Goal: Copy out every line exactly as given.

● ● ● ● ● ● ●

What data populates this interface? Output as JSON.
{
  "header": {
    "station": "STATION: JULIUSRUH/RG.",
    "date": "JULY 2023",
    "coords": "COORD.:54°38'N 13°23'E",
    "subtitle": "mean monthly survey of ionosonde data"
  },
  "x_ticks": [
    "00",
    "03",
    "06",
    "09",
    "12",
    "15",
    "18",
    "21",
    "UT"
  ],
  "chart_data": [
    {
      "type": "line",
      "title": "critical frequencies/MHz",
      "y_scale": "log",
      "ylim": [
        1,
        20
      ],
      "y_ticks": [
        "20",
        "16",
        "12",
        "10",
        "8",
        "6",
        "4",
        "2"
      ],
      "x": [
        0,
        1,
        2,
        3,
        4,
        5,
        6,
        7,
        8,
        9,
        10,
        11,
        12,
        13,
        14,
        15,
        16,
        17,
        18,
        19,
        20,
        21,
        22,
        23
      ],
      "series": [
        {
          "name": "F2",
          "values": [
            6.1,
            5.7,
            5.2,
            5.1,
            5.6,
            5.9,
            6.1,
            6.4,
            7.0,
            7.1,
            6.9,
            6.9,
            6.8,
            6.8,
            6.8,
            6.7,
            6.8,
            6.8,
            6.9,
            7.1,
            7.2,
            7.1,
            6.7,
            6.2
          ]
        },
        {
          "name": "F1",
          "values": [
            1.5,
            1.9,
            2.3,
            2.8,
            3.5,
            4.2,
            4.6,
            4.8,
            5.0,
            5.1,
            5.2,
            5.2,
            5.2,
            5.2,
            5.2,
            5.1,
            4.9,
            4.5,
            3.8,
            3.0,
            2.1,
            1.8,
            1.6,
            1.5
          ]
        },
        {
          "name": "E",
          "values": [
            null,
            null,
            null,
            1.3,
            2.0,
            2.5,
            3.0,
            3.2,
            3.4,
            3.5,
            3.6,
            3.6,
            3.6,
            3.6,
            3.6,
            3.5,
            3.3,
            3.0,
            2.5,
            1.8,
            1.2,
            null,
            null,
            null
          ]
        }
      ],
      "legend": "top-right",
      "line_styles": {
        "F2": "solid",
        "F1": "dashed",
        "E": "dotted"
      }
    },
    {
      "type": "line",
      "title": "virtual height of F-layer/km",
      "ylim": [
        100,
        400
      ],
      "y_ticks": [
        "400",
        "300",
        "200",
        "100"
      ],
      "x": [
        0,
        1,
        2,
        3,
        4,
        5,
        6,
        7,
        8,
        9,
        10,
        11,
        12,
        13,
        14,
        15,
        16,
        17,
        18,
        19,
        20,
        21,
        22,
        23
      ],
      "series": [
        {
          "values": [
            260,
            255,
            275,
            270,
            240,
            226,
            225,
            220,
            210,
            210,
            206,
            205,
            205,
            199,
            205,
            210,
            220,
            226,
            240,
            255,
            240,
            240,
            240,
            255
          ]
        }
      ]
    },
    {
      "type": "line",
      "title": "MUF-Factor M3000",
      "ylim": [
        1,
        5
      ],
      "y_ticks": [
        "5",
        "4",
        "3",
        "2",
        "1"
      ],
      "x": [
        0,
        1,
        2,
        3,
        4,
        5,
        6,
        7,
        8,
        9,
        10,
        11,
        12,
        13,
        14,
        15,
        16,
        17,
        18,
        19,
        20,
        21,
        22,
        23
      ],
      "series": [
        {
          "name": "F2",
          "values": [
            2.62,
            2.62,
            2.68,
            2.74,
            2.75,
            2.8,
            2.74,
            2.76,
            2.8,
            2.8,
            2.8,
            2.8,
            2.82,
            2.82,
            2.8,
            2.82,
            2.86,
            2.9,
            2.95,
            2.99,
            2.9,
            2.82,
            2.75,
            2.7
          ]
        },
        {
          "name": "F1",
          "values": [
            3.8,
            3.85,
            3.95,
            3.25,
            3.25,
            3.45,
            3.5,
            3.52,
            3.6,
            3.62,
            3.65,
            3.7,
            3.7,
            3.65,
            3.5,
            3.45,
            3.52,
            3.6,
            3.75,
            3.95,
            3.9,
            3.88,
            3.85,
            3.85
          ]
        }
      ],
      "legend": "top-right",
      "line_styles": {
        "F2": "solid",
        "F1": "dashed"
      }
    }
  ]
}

● ● ● ● ● ● ●

Worked answer:
What data populates this interface? Output as JSON.
{
  "header": {
    "station": "STATION: JULIUSRUH/RG.",
    "date": "JULY 2023",
    "coords": "COORD.:54°38'N 13°23'E",
    "subtitle": "mean monthly survey of ionosonde data"
  },
  "x_ticks": [
    "00",
    "03",
    "06",
    "09",
    "12",
    "15",
    "18",
    "21",
    "UT"
  ],
  "chart_data": [
    {
      "type": "line",
      "title": "critical frequencies/MHz",
      "y_scale": "log",
      "ylim": [
        1,
        20
      ],
      "y_ticks": [
        "20",
        "16",
        "12",
        "10",
        "8",
        "6",
        "4",
        "2"
      ],
      "x": [
        0,
        1,
        2,
        3,
        4,
        5,
        6,
        7,
        8,
        9,
        10,
        11,
        12,
        13,
        14,
        15,
        16,
        17,
        18,
        19,
        20,
        21,
        22,
        23
      ],
      "series": [
        {
          "name": "F2",
          "values": [
            6.1,
            5.7,
            5.2,
            5.1,
            5.6,
            5.9,
            6.1,
            6.4,
            7.0,
            7.1,
            6.9,
            6.9,
            6.8,
            6.8,
            6.8,
            6.7,
            6.8,
            6.8,
            6.9,
            7.1,
            7.2,
            7.1,
            6.7,
            6.2
          ]
        },
        {
          "name": "F1",
          "values": [
            1.5,
            1.9,
            2.3,
            2.8,
            3.5,
            4.2,
            4.6,
            4.8,
            5.0,
            5.1,
            5.2,
            5.2,
            5.2,
            5.2,
            5.2,
            5.1,
            4.9,
            4.5,
            3.8,
            3.0,
            2.1,
            1.8,
            1.6,
            1.5
          ]
        },
        {
          "name": "E",
          "values": [
            null,
            null,
            null,
            1.3,
            2.0,
            2.5,
            3.0,
            3.2,
            3.4,
            3.5,
            3.6,
            3.6,
            3.6,
            3.6,
            3.6,
            3.5,
            3.3,
            3.0,
            2.5,
            1.8,
            1.2,
            null,
            null,
            null
          ]
        }
      ],
      "legend": "top-right",
      "line_styles": {
        "F2": "solid",
        "F1": "dashed",
        "E": "dotted"
      }
    },
    {
      "type": "line",
      "title": "virtual height of F-layer/km",
      "ylim": [
        100,
        400
      ],
      "y_ticks": [
        "400",
        "300",
        "200",
        "100"
      ],
      "x": [
        0,
        1,
        2,
        3,
        4,
        5,
        6,
        7,
        8,
        9,
        10,
        11,
        12,
        13,
        14,
        15,
        16,
        17,
        18,
        19,
        20,
        21,
        22,
        23
      ],
      "series": [
        {
          "values": [
            260,
            255,
            275,
            270,
            240,
            226,
            225,
            220,
            210,
            210,
            206,
            205,
            205,
            199,
            205,
            210,
            220,
            226,
            240,
            255,
            240,
            240,
            240,
            255
          ]
        }
      ]
    },
    {
      "type": "line",
      "title": "MUF-Factor M3000",
      "ylim": [
        1,
        5
      ],
      "y_ticks": [
        "5",
        "4",
        "3",
        "2",
        "1"
      ],
      "x": [
        0,
        1,
        2,
        3,
        4,
        5,
        6,
        7,
        8,
        9,
        10,
        11,
        12,
        13,
        14,
        15,
        16,
        17,
        18,
        19,
        20,
        21,
        22,
        23
      ],
      "series": [
        {
          "name": "F2",
          "values": [
            2.62,
            2.62,
            2.68,
            2.74,
            2.75,
            2.8,
            2.74,
            2.76,
            2.8,
            2.8,
            2.8,
            2.8,
            2.82,
            2.82,
            2.8,
            2.82,
            2.86,
            2.9,
            2.95,
            2.99,
            2.9,
            2.82,
            2.75,
            2.7
          ]
        },
        {
          "name": "F1",
          "values": [
            3.8,
            3.85,
            3.95,
            3.25,
            3.25,
            3.45,
            3.5,
            3.52,
            3.6,
            3.62,
            3.65,
            3.7,
            3.7,
            3.65,
            3.5,
            3.45,
            3.52,
            3.6,
            3.75,
            3.95,
            3.9,
            3.88,
            3.85,
            3.85
          ]
        }
      ],
      "legend": "top-right",
      "line_styles": {
        "F2": "solid",
        "F1": "dashed"
      }
    }
  ]
}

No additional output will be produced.